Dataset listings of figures
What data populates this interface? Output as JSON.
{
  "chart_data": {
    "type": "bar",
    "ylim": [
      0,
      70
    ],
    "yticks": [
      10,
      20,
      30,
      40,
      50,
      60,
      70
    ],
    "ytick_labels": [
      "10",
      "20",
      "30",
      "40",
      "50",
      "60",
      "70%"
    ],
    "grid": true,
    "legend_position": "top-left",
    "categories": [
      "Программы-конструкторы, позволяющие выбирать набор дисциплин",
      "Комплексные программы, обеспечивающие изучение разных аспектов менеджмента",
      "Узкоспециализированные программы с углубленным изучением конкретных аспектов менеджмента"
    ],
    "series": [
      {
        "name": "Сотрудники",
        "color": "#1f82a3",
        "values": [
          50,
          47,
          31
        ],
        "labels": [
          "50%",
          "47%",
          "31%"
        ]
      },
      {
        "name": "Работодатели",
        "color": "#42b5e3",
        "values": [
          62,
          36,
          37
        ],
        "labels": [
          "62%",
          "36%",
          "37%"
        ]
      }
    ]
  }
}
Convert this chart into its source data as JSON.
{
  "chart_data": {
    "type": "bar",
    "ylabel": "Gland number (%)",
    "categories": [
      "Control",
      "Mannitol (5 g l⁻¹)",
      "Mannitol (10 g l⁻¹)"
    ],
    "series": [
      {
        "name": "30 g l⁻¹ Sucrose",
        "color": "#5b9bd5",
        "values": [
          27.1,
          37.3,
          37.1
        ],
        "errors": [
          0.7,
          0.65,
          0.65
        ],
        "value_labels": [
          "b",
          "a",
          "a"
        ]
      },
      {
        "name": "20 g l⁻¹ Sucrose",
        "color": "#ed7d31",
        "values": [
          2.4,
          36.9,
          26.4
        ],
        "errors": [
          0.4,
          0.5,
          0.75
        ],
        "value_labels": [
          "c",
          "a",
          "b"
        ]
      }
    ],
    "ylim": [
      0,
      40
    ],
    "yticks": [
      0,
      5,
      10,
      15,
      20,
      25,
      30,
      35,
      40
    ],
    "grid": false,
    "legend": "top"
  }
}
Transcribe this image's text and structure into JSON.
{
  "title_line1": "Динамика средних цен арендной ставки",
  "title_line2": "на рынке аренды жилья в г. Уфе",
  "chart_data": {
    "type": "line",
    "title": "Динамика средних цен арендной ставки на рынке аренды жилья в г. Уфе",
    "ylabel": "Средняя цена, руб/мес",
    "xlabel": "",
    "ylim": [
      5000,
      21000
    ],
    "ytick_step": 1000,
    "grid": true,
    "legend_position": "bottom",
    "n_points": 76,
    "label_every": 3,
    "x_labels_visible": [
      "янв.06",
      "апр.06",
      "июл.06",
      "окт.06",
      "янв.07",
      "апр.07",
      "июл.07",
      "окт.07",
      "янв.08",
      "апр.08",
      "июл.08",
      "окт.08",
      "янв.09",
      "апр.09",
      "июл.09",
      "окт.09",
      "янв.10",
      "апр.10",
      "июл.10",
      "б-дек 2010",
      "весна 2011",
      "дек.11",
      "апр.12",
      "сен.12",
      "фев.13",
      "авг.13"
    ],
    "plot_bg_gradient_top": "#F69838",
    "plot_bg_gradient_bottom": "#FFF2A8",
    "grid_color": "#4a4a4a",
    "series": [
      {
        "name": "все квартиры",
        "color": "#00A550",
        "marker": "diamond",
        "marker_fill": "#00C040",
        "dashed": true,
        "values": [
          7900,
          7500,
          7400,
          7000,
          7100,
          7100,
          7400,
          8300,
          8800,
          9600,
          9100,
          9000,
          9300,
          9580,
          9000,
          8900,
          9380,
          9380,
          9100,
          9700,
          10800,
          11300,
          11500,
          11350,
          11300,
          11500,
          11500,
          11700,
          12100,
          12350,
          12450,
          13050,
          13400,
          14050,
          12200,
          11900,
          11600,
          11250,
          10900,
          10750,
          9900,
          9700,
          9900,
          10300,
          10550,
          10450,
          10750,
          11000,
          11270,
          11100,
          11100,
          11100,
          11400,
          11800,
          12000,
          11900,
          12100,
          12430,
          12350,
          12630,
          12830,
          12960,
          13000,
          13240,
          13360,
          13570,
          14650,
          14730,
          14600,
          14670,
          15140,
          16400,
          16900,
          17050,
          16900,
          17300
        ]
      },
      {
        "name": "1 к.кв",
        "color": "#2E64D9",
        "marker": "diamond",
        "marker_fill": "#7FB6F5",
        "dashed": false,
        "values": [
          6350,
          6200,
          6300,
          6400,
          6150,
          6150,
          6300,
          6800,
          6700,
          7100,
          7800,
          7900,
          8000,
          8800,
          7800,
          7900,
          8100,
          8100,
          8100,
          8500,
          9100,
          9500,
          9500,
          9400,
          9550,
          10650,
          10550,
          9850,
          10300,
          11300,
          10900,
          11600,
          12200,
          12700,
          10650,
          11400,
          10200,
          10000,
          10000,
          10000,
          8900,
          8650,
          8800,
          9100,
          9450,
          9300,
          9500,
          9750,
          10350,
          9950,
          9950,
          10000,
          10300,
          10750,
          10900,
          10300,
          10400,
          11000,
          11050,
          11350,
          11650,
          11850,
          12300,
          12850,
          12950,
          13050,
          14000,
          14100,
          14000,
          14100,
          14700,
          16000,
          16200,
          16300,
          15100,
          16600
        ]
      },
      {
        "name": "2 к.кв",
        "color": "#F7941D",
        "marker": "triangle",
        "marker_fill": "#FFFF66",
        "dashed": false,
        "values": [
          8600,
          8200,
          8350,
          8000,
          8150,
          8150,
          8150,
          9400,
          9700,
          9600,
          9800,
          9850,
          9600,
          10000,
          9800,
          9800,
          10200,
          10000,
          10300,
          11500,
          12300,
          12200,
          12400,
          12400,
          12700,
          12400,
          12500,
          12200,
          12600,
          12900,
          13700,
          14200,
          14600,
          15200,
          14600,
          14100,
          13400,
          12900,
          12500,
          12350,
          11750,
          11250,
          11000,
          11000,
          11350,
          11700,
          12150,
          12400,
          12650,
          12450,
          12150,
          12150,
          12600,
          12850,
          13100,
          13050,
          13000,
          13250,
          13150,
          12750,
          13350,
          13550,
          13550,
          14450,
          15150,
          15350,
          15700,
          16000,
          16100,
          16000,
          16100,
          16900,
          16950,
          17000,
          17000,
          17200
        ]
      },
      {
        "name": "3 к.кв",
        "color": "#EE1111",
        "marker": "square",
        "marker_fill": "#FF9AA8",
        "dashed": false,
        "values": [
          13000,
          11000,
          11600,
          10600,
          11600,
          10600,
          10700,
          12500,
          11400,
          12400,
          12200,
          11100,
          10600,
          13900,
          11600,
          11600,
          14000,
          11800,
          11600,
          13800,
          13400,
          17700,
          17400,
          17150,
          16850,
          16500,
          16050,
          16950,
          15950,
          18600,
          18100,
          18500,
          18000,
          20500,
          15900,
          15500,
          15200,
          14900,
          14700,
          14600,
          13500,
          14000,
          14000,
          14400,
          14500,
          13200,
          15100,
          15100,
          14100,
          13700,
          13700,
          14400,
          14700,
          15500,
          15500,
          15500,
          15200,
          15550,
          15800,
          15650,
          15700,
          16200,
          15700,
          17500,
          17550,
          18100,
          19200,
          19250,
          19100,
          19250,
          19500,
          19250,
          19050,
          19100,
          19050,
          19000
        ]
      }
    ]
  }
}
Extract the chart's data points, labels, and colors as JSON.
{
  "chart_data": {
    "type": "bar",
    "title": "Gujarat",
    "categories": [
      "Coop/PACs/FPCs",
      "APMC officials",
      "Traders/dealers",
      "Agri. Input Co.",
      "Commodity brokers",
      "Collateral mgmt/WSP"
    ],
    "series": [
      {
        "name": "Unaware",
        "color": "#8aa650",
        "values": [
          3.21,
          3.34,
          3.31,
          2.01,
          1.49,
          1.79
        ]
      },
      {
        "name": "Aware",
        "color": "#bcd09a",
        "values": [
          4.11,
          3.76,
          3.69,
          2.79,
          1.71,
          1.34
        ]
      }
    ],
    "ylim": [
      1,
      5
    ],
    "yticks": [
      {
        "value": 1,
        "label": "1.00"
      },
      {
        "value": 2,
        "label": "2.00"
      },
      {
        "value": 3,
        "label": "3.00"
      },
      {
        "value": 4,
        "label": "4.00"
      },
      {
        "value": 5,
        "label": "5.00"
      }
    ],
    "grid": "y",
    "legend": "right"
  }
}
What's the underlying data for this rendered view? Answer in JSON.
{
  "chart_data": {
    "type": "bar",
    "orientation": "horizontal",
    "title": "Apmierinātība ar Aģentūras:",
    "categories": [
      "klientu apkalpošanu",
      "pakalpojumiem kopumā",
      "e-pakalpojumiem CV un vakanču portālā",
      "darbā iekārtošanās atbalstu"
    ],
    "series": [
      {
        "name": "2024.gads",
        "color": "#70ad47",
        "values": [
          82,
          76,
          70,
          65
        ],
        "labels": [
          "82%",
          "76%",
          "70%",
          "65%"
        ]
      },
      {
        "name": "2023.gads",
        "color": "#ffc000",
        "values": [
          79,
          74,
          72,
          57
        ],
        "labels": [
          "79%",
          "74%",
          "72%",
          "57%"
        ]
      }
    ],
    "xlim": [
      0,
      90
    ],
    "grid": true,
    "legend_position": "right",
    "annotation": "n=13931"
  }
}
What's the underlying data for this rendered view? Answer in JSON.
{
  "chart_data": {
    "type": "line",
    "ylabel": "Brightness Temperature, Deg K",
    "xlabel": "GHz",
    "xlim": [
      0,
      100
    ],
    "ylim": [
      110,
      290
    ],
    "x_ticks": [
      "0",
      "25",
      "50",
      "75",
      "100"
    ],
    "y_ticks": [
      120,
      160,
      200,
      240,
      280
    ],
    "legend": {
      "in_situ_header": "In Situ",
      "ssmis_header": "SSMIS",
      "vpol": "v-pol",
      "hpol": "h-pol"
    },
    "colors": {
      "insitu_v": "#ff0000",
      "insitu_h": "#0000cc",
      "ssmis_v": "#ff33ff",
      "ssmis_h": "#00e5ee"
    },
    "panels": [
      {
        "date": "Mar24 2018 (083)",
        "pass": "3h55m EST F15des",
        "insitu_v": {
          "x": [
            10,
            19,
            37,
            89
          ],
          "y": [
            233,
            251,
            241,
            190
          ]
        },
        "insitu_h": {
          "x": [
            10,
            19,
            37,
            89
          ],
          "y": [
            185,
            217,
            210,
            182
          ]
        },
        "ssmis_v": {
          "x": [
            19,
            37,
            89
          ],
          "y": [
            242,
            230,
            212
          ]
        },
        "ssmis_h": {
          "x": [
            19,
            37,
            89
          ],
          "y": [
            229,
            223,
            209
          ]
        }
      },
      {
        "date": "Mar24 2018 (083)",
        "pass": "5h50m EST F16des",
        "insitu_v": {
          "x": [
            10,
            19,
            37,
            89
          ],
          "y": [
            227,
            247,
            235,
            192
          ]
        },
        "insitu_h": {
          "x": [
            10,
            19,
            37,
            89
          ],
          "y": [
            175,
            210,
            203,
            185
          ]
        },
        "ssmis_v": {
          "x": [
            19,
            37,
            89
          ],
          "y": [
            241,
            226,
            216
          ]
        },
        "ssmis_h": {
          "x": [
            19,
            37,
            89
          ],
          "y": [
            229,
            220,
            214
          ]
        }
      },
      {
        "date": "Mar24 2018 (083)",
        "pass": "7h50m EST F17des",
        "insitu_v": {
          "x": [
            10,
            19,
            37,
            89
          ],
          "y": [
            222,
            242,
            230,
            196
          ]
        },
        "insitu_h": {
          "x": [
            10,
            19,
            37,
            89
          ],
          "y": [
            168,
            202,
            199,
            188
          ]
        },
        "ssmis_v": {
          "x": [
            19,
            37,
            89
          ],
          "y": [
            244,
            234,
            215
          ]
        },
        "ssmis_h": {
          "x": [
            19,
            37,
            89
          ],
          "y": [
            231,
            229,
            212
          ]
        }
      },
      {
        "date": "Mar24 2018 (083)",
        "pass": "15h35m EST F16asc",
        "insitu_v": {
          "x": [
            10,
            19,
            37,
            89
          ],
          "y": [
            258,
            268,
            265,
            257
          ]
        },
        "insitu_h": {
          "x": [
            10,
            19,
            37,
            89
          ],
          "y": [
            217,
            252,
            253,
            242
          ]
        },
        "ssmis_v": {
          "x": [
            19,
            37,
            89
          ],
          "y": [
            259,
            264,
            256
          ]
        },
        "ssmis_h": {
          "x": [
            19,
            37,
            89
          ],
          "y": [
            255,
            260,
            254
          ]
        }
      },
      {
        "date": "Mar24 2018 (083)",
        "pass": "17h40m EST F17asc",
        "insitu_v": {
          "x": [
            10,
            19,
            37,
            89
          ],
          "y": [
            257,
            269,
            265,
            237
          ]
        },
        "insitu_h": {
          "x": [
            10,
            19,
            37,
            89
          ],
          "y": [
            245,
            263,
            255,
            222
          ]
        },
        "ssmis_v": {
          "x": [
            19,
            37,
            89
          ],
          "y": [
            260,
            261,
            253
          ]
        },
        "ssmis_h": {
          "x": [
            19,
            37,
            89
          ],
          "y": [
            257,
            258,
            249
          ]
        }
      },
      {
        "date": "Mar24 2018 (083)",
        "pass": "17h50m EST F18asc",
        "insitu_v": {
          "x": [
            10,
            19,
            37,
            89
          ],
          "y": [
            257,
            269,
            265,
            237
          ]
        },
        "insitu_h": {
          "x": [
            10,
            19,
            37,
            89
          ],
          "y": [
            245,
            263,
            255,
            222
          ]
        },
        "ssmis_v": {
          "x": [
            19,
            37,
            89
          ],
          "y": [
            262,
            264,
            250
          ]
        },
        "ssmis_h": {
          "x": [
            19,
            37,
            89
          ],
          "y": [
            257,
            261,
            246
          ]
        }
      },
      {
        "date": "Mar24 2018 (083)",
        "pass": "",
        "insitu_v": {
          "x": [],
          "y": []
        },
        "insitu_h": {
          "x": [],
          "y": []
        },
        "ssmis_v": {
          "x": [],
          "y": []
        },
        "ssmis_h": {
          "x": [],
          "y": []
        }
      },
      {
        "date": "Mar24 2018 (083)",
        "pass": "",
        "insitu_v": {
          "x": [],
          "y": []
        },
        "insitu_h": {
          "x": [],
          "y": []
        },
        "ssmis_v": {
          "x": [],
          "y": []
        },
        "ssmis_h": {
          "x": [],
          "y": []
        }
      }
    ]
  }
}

**SHORT TASK**. Return, from the data, each line that has the word "Динамика" in it.

**EXERCISE RESPONSE**.
  "title_line1": "Динамика средних цен арендной ставки",
    "title": "Динамика средних цен арендной ставки на рынке аренды жилья в г. Уфе",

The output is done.